▶ **INSTRUCTIONS FOR THE TASK**
Look through the material below. Copy every line with the string "What" in it.

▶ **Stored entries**
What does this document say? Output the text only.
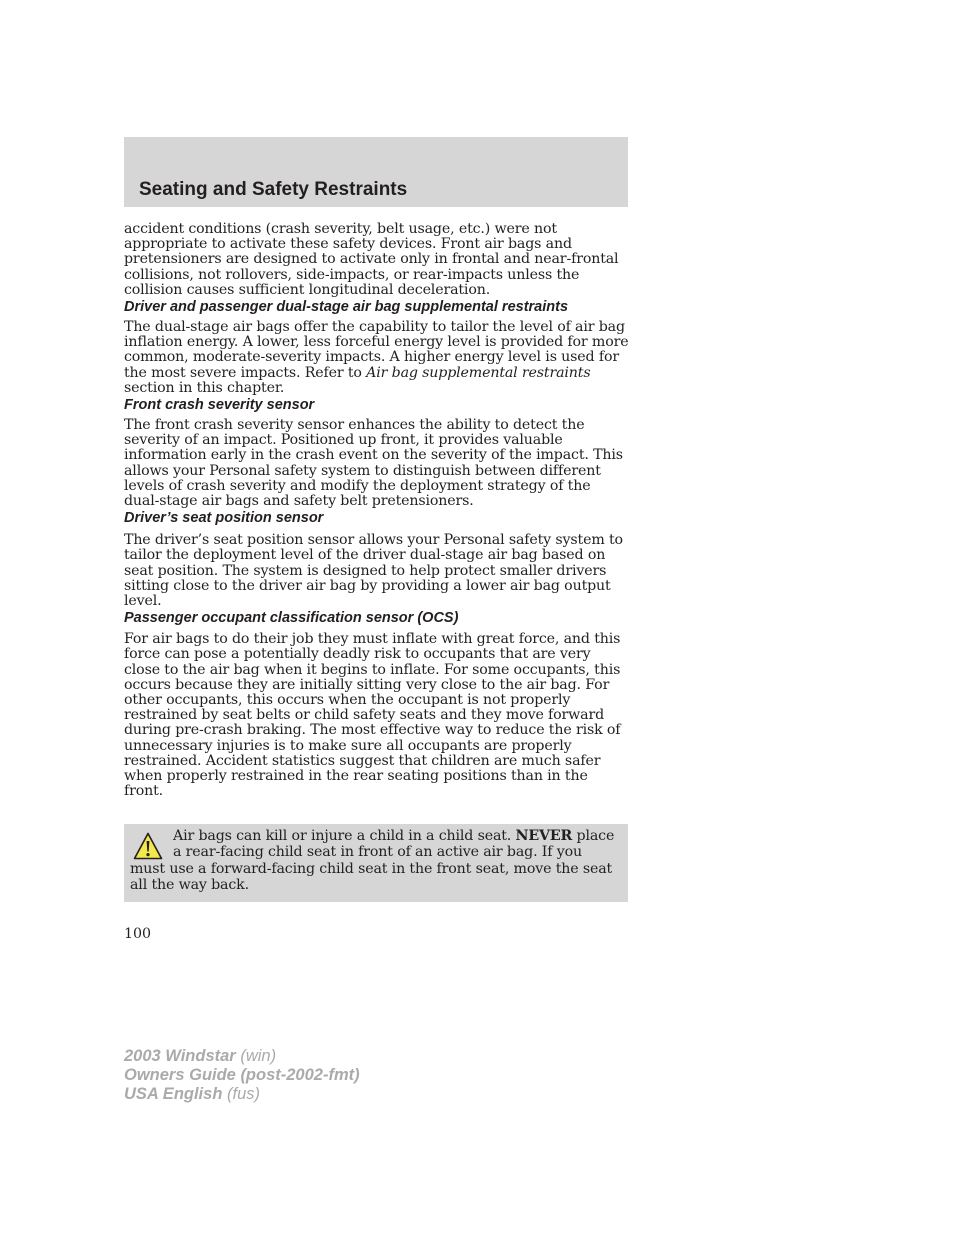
Seating and Safety Restraints

accident conditions (crash severity, belt usage, etc.) were not appropriate to activate these safety devices. Front air bags and pretensioners are designed to activate only in frontal and near-frontal collisions, not rollovers, side-impacts, or rear-impacts unless the collision causes sufficient longitudinal deceleration.

Driver and passenger dual-stage air bag supplemental restraints

The dual-stage air bags offer the capability to tailor the level of air bag inflation energy. A lower, less forceful energy level is provided for more common, moderate-severity impacts. A higher energy level is used for the most severe impacts. Refer to Air bag supplemental restraints section in this chapter.

Front crash severity sensor

The front crash severity sensor enhances the ability to detect the severity of an impact. Positioned up front, it provides valuable information early in the crash event on the severity of the impact. This allows your Personal safety system to distinguish between different levels of crash severity and modify the deployment strategy of the dual-stage air bags and safety belt pretensioners.

Driver’s seat position sensor

The driver’s seat position sensor allows your Personal safety system to tailor the deployment level of the driver dual-stage air bag based on seat position. The system is designed to help protect smaller drivers sitting close to the driver air bag by providing a lower air bag output level.

Passenger occupant classification sensor (OCS)

For air bags to do their job they must inflate with great force, and this force can pose a potentially deadly risk to occupants that are very close to the air bag when it begins to inflate. For some occupants, this occurs because they are initially sitting very close to the air bag. For other occupants, this occurs when the occupant is not properly restrained by seat belts or child safety seats and they move forward during pre-crash braking. The most effective way to reduce the risk of unnecessary injuries is to make sure all occupants are properly restrained. Accident statistics suggest that children are much safer when properly restrained in the rear seating positions than in the front.

Air bags can kill or injure a child in a child seat. NEVER place a rear-facing child seat in front of an active air bag. If you must use a forward-facing child seat in the front seat, move the seat all the way back.

100
2003 Windstar (win)
Owners Guide (post-2002-fmt)
USA English (fus)
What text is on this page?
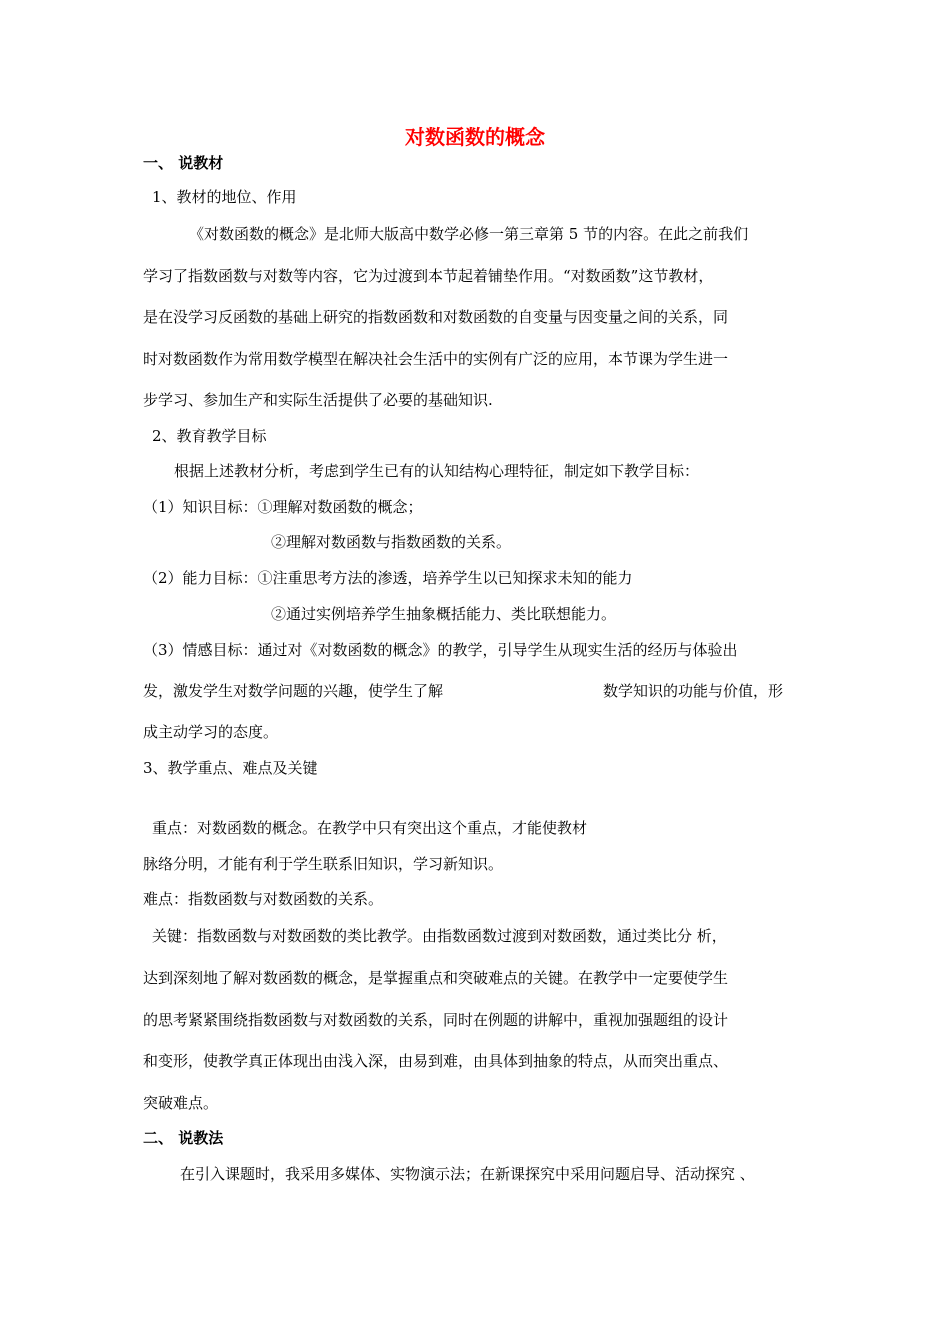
对数函数的概念
一、 说教材
1、教材的地位、作用
《对数函数的概念》是北师大版高中数学必修一第三章第 5 节的内容。在此之前我们
学习了指数函数与对数等内容，它为过渡到本节起着铺垫作用。“对数函数”这节教材，
是在没学习反函数的基础上研究的指数函数和对数函数的自变量与因变量之间的关系，同
时对数函数作为常用数学模型在解决社会生活中的实例有广泛的应用，本节课为学生进一
步学习、参加生产和实际生活提供了必要的基础知识.
2、教育教学目标
根据上述教材分析，考虑到学生已有的认知结构心理特征，制定如下教学目标：
（1）知识目标：①理解对数函数的概念；
②理解对数函数与指数函数的关系。
（2）能力目标：①注重思考方法的渗透，培养学生以已知探求未知的能力
②通过实例培养学生抽象概括能力、类比联想能力。
（3）情感目标：通过对《对数函数的概念》的教学，引导学生从现实生活的经历与体验出
发，激发学生对数学问题的兴趣，使学生了解	数学知识的功能与价值，形
成主动学习的态度。
3、教学重点、难点及关键
重点：对数函数的概念。在教学中只有突出这个重点，才能使教材
脉络分明，才能有利于学生联系旧知识，学习新知识。
难点：指数函数与对数函数的关系。
关键：指数函数与对数函数的类比教学。由指数函数过渡到对数函数，通过类比分 析，
达到深刻地了解对数函数的概念，是掌握重点和突破难点的关键。在教学中一定要使学生
的思考紧紧围绕指数函数与对数函数的关系，同时在例题的讲解中，重视加强题组的设计
和变形，使教学真正体现出由浅入深，由易到难，由具体到抽象的特点，从而突出重点、
突破难点。
二、 说教法
在引入课题时，我采用多媒体、实物演示法；在新课探究中采用问题启导、活动探究 、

▶ **FINISHED ANSWER**
What does this document say? Output the text only.
What text is on this page?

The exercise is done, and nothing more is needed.